— RECORDS FOR PROCESSING —
================================
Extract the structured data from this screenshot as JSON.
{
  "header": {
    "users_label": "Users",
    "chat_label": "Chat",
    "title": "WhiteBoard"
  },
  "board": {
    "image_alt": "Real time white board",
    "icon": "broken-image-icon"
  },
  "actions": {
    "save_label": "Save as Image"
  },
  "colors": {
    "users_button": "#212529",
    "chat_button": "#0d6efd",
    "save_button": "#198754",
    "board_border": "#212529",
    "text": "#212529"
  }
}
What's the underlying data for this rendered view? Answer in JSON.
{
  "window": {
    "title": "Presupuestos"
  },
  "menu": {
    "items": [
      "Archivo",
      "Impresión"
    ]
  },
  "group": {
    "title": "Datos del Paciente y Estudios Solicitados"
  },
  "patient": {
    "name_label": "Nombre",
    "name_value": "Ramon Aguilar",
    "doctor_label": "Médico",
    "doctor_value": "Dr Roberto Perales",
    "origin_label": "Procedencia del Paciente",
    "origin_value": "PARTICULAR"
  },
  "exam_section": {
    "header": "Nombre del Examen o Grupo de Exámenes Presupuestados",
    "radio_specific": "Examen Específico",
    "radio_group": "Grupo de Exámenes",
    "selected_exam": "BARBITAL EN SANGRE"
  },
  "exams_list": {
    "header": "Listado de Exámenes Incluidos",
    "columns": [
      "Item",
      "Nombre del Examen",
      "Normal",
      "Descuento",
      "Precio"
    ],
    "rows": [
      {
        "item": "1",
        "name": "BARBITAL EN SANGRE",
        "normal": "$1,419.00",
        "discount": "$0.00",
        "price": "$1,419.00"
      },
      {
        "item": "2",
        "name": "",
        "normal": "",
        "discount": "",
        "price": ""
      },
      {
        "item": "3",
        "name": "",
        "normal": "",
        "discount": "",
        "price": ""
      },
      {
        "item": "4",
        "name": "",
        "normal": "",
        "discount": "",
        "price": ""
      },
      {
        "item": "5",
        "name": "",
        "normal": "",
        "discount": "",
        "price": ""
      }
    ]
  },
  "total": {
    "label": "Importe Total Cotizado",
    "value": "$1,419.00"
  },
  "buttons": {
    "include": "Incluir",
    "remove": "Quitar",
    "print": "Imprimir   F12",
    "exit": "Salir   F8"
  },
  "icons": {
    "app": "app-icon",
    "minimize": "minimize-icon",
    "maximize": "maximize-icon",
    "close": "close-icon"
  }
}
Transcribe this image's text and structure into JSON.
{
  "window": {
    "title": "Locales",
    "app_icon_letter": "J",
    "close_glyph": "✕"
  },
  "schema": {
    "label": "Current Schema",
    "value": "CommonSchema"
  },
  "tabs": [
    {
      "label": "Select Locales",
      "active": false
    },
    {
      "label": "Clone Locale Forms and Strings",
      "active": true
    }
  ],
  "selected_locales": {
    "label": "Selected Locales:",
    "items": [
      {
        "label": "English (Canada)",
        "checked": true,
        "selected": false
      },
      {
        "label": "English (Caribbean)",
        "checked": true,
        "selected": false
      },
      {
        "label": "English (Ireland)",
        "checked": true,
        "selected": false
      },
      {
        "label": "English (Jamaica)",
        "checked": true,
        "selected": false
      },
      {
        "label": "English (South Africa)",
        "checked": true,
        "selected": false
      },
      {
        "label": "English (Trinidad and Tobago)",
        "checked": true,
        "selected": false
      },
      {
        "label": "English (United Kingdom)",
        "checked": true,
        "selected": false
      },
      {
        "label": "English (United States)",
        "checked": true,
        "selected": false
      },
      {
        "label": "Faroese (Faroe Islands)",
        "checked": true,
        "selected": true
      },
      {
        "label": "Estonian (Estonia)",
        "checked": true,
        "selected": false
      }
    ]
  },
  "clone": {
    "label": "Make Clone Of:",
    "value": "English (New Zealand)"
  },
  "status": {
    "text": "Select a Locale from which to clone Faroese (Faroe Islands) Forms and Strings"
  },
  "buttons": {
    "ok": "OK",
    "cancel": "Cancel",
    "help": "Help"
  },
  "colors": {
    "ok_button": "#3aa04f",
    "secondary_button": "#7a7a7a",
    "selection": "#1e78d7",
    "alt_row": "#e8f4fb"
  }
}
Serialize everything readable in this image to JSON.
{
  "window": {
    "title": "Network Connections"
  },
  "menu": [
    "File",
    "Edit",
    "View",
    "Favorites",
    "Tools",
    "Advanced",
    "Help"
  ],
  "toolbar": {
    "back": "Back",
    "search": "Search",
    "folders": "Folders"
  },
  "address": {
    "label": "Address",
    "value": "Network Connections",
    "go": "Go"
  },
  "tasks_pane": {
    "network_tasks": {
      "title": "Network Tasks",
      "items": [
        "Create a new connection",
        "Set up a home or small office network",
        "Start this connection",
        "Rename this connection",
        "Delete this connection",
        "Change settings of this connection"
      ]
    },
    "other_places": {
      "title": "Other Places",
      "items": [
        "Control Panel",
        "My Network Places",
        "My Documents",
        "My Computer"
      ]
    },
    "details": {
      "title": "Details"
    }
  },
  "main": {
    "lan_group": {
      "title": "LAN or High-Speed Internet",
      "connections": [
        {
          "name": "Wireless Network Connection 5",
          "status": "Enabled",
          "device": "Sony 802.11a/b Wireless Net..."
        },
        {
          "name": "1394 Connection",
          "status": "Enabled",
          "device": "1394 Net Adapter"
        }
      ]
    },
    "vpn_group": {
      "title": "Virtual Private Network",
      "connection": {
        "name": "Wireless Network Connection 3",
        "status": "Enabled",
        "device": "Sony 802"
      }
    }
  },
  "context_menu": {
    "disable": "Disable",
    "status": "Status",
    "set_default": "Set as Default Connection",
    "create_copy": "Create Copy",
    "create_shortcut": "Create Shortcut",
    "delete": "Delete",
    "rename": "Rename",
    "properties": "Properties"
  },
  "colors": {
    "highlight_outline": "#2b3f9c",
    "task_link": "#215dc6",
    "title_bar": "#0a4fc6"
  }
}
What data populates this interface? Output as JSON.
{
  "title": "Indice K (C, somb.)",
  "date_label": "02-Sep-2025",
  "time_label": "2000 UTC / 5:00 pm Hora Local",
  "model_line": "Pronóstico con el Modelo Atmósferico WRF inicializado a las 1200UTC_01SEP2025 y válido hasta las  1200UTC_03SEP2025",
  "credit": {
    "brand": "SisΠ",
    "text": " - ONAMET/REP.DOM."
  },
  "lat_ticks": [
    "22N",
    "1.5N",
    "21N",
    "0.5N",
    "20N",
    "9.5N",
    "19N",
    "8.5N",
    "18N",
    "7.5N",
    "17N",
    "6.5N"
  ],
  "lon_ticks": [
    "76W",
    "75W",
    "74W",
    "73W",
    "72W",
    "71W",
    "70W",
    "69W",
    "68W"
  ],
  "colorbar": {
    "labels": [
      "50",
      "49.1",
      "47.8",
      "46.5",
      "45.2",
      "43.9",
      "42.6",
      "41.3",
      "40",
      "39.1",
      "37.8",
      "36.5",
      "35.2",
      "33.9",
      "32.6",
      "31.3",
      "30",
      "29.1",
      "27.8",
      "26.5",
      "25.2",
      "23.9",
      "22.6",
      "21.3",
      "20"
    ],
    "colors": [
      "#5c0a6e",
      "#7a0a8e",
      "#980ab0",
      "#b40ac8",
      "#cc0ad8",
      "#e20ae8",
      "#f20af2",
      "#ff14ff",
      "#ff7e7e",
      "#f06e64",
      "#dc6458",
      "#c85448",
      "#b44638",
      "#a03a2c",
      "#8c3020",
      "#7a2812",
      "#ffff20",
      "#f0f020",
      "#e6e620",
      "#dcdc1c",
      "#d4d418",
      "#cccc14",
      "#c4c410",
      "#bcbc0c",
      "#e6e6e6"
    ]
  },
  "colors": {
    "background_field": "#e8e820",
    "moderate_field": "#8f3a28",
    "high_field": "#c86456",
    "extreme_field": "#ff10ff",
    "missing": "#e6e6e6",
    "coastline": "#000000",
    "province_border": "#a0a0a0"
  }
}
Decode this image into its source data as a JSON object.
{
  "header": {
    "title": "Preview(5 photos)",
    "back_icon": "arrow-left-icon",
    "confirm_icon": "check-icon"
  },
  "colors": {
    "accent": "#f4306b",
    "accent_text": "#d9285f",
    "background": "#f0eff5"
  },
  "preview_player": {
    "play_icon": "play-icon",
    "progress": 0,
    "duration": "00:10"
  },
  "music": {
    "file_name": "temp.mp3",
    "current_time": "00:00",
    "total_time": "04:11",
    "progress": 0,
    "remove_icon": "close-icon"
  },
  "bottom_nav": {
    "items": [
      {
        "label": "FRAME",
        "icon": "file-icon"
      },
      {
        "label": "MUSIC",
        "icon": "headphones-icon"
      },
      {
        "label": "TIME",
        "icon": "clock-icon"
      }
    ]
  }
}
================================
— REQUIRED TASK —
Filter the records, keeping only lines that contain "device", and show those lines.

— RESULT FOR THIS TASK —
          "device": "Sony 802.11a/b Wireless Net..."
          "device": "1394 Net Adapter"
        "device": "Sony 802"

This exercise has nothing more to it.